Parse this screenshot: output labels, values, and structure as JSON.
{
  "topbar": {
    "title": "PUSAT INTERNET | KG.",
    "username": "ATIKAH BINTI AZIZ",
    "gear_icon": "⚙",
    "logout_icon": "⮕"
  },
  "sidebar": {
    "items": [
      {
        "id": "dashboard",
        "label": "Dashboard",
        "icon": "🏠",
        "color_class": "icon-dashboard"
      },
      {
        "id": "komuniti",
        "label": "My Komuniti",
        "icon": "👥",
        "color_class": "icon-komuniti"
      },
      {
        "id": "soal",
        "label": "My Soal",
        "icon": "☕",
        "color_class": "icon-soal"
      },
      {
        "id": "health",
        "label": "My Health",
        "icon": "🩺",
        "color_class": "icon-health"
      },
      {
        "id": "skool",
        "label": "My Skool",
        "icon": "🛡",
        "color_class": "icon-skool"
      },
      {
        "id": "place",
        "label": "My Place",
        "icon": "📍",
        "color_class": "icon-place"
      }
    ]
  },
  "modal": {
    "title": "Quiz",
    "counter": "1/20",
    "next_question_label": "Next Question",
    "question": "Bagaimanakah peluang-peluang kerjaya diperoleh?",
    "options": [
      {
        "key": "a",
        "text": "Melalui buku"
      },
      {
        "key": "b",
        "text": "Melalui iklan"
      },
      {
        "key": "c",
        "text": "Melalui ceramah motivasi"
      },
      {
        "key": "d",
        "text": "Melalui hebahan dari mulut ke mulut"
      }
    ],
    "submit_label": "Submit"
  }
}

────────────────────

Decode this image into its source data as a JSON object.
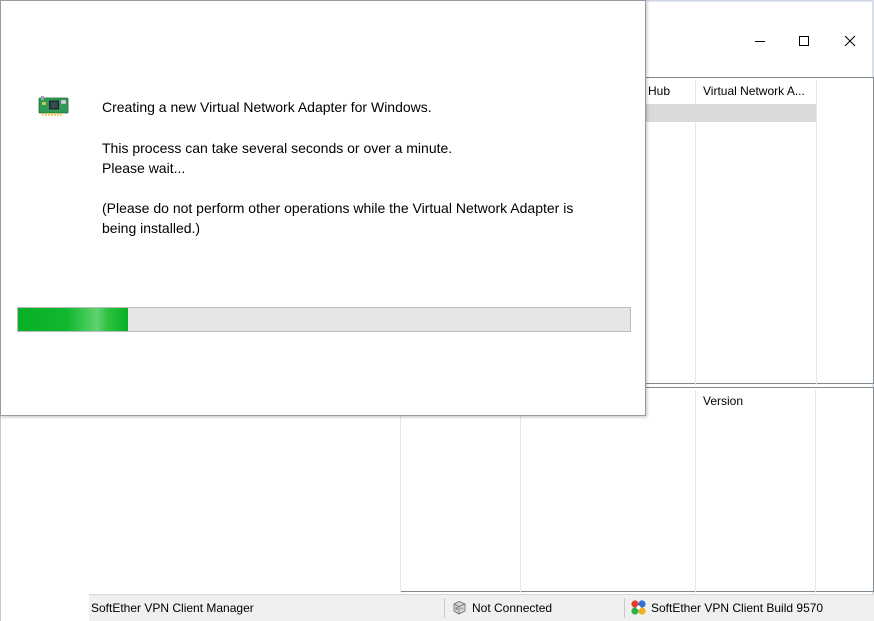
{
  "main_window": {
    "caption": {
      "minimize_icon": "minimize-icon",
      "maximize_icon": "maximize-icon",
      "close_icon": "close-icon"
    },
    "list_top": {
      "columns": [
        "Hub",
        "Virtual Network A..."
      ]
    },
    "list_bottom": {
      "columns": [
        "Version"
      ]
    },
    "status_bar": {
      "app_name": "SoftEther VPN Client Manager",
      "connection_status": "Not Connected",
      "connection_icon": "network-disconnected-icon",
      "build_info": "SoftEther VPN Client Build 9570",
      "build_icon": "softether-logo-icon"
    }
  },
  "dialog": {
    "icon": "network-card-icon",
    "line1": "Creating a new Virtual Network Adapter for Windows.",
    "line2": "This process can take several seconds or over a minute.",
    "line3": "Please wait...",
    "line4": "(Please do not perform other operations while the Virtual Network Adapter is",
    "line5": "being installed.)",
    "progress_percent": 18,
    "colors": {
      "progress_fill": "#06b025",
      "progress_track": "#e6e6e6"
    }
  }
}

────────────────────

Only lines that contain the word "Adapter" are wanted; copy each of them.

    "line1": "Creating a new Virtual Network Adapter for Windows.",
    "line4": "(Please do not perform other operations while the Virtual Network Adapter is",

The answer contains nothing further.